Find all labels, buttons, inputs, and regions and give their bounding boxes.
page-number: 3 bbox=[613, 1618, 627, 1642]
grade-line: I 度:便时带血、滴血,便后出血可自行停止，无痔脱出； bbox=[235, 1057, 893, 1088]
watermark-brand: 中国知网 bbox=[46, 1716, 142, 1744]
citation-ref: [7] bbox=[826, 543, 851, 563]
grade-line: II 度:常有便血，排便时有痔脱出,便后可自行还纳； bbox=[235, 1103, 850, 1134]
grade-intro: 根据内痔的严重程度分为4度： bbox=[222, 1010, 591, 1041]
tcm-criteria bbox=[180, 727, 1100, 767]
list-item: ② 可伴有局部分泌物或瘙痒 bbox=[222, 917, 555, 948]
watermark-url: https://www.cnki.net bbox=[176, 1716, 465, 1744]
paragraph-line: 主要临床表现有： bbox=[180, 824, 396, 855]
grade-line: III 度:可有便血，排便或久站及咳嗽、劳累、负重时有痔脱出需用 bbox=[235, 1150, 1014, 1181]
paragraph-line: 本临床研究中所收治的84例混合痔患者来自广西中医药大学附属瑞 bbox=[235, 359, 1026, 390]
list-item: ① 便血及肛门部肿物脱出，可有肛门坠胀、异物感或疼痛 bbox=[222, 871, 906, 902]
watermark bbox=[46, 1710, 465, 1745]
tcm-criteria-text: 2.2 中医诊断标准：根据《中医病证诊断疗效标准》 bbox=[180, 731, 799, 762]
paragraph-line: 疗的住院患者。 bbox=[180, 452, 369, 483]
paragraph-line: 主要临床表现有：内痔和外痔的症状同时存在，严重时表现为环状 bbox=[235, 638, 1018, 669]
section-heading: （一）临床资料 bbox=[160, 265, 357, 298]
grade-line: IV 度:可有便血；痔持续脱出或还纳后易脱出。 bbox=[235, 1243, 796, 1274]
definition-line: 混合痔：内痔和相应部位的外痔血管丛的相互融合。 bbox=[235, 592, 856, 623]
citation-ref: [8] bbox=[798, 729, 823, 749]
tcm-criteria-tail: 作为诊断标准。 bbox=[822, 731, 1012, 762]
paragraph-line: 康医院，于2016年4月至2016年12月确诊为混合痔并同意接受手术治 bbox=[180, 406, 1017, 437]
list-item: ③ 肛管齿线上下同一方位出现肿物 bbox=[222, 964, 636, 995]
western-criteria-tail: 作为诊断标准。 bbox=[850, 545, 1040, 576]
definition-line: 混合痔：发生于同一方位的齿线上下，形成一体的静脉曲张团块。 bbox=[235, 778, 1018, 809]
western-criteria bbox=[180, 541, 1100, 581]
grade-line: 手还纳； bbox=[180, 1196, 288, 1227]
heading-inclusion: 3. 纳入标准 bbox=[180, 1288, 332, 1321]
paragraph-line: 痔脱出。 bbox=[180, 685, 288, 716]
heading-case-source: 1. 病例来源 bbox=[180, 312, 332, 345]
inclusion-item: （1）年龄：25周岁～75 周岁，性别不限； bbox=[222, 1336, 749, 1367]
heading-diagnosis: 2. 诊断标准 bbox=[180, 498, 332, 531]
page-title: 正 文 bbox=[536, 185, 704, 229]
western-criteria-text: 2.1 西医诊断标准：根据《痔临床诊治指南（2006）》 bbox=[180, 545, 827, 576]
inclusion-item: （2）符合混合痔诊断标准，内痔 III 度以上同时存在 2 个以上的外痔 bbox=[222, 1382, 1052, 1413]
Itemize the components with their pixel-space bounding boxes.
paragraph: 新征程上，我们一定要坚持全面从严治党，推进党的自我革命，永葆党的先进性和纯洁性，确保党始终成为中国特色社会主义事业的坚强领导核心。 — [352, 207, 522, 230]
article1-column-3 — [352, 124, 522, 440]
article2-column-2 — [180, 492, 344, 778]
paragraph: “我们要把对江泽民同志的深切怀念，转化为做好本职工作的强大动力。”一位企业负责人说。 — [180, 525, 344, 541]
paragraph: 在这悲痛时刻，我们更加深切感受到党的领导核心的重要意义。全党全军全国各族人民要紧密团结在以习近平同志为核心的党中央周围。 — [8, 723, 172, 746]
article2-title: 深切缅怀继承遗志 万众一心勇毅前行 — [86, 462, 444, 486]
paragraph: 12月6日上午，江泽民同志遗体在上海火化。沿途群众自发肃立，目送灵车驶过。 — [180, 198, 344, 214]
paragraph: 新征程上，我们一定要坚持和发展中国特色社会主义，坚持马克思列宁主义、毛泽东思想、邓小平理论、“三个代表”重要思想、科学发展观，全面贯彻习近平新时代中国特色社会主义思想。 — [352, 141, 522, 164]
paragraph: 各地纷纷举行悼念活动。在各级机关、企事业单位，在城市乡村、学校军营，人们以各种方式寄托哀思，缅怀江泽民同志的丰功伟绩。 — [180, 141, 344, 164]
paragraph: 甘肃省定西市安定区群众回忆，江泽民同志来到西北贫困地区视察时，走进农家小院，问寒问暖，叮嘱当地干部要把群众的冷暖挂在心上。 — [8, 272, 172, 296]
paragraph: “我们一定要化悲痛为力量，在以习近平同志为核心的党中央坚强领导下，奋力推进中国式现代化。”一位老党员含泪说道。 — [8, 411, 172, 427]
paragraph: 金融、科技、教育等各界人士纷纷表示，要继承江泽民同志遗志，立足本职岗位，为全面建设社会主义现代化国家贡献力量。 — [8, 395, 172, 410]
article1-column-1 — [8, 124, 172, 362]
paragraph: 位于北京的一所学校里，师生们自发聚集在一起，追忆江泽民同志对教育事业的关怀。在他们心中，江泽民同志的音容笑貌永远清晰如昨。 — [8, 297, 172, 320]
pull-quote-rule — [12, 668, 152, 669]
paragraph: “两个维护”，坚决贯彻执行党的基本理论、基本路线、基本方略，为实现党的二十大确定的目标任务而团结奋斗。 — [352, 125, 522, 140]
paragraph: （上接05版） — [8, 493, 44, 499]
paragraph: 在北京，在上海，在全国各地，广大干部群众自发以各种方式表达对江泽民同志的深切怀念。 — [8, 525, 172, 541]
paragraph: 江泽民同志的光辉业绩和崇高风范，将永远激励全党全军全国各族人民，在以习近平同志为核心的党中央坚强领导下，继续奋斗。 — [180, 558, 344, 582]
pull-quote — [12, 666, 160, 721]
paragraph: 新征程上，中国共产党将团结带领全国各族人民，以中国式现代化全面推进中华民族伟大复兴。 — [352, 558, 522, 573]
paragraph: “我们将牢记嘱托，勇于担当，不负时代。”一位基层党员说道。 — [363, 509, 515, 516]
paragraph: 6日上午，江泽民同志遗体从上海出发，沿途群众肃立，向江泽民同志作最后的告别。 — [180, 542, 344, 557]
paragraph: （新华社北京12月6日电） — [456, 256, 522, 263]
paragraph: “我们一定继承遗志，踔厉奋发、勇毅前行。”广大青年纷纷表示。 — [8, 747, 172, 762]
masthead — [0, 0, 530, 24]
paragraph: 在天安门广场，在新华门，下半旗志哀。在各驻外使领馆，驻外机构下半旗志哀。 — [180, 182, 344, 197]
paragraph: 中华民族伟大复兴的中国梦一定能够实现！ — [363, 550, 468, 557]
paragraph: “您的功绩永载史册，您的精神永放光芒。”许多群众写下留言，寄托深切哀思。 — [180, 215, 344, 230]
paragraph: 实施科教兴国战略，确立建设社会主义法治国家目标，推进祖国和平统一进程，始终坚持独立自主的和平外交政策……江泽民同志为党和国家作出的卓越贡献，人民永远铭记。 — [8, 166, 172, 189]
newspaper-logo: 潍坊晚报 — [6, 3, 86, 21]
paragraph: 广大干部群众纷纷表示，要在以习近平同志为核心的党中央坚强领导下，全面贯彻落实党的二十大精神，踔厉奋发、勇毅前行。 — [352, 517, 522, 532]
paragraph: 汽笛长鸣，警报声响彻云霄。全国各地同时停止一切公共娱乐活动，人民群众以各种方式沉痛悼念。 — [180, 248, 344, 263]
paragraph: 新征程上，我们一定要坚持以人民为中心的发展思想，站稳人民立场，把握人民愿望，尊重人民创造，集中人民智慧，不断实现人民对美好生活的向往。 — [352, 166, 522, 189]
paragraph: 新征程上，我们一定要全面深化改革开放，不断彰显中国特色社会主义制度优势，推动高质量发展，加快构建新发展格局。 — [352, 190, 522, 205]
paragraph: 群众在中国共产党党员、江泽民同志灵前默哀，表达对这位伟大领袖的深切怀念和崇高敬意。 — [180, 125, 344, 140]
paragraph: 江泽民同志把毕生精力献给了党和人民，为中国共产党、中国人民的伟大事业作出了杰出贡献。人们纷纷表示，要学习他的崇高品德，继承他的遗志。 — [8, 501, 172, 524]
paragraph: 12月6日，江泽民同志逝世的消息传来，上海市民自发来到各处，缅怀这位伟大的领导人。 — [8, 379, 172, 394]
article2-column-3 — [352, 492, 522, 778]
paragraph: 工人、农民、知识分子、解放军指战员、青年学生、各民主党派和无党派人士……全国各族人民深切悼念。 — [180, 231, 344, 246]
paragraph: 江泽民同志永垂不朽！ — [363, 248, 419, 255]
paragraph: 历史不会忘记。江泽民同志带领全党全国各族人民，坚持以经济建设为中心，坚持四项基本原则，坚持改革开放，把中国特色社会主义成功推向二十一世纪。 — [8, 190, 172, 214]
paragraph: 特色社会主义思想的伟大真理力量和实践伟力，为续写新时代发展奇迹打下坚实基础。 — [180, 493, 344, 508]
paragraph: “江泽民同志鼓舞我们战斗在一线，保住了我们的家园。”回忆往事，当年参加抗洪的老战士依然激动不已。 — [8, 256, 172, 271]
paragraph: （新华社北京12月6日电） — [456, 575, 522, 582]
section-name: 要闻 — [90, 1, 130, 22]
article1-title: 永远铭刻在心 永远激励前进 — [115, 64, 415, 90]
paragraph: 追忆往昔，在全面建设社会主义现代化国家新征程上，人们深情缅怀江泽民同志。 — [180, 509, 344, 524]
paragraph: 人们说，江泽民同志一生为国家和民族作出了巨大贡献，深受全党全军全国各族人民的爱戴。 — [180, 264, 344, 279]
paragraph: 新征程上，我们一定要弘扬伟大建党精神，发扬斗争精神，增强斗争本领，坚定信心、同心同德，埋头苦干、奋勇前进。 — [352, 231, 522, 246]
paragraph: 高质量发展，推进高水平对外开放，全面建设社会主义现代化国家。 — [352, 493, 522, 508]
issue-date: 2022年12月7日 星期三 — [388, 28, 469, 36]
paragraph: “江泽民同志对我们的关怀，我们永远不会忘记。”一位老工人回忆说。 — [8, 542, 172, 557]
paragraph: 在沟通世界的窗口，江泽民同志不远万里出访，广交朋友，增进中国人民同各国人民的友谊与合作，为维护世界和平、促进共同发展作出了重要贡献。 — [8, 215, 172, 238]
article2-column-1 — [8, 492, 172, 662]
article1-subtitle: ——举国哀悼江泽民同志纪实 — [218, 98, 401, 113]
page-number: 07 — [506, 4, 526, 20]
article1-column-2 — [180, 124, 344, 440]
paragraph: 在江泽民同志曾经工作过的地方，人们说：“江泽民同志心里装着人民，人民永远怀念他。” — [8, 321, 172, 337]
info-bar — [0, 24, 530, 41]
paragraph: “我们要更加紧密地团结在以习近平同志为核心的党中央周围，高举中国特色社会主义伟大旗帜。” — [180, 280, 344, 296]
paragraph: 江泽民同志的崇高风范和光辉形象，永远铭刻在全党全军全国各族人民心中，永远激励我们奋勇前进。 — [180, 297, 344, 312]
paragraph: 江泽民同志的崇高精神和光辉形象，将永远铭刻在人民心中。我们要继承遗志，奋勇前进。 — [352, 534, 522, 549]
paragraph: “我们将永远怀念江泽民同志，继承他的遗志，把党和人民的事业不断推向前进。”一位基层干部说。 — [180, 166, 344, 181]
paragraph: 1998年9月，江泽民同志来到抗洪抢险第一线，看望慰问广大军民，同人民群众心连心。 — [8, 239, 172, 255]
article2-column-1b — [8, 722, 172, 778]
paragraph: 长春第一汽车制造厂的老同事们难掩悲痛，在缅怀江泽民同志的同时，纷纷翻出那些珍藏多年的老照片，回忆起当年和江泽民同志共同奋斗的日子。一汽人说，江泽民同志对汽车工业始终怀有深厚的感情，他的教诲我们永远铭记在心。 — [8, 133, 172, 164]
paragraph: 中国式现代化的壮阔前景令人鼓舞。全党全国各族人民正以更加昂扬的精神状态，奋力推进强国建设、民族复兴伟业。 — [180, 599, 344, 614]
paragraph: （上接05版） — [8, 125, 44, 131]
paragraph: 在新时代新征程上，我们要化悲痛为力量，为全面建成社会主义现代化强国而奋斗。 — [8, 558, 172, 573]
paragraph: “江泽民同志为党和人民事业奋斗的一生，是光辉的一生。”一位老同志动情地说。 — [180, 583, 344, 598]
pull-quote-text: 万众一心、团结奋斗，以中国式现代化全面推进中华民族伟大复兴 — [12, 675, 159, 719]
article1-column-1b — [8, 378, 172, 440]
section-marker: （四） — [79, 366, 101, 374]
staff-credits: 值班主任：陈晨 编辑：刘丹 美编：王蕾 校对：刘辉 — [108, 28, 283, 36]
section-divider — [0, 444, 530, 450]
====
* [What needs to be done]:
Reproduce the items from the very beginning down to and including the line containing "list-item: ③ 肛管齿线上下同一方位出现肿物", switching every "grade-line" to "severity-line" and leaving everything else unchanged.

* [Written response]:
Find all labels, buttons, inputs, and regions and give their bounding boxes.
page-number: 3 bbox=[613, 1618, 627, 1642]
severity-line: I 度:便时带血、滴血,便后出血可自行停止，无痔脱出； bbox=[235, 1057, 893, 1088]
watermark-brand: 中国知网 bbox=[46, 1716, 142, 1744]
citation-ref: [7] bbox=[826, 543, 851, 563]
severity-line: II 度:常有便血，排便时有痔脱出,便后可自行还纳； bbox=[235, 1103, 850, 1134]
grade-intro: 根据内痔的严重程度分为4度： bbox=[222, 1010, 591, 1041]
tcm-criteria bbox=[180, 727, 1100, 767]
list-item: ② 可伴有局部分泌物或瘙痒 bbox=[222, 917, 555, 948]
watermark-url: https://www.cnki.net bbox=[176, 1716, 465, 1744]
paragraph-line: 主要临床表现有： bbox=[180, 824, 396, 855]
severity-line: III 度:可有便血，排便或久站及咳嗽、劳累、负重时有痔脱出需用 bbox=[235, 1150, 1014, 1181]
paragraph-line: 本临床研究中所收治的84例混合痔患者来自广西中医药大学附属瑞 bbox=[235, 359, 1026, 390]
list-item: ① 便血及肛门部肿物脱出，可有肛门坠胀、异物感或疼痛 bbox=[222, 871, 906, 902]
watermark bbox=[46, 1710, 465, 1745]
tcm-criteria-text: 2.2 中医诊断标准：根据《中医病证诊断疗效标准》 bbox=[180, 731, 799, 762]
paragraph-line: 疗的住院患者。 bbox=[180, 452, 369, 483]
paragraph-line: 主要临床表现有：内痔和外痔的症状同时存在，严重时表现为环状 bbox=[235, 638, 1018, 669]
section-heading: （一）临床资料 bbox=[160, 265, 357, 298]
severity-line: IV 度:可有便血；痔持续脱出或还纳后易脱出。 bbox=[235, 1243, 796, 1274]
definition-line: 混合痔：内痔和相应部位的外痔血管丛的相互融合。 bbox=[235, 592, 856, 623]
citation-ref: [8] bbox=[798, 729, 823, 749]
tcm-criteria-tail: 作为诊断标准。 bbox=[822, 731, 1012, 762]
paragraph-line: 康医院，于2016年4月至2016年12月确诊为混合痔并同意接受手术治 bbox=[180, 406, 1017, 437]
list-item: ③ 肛管齿线上下同一方位出现肿物 bbox=[222, 964, 636, 995]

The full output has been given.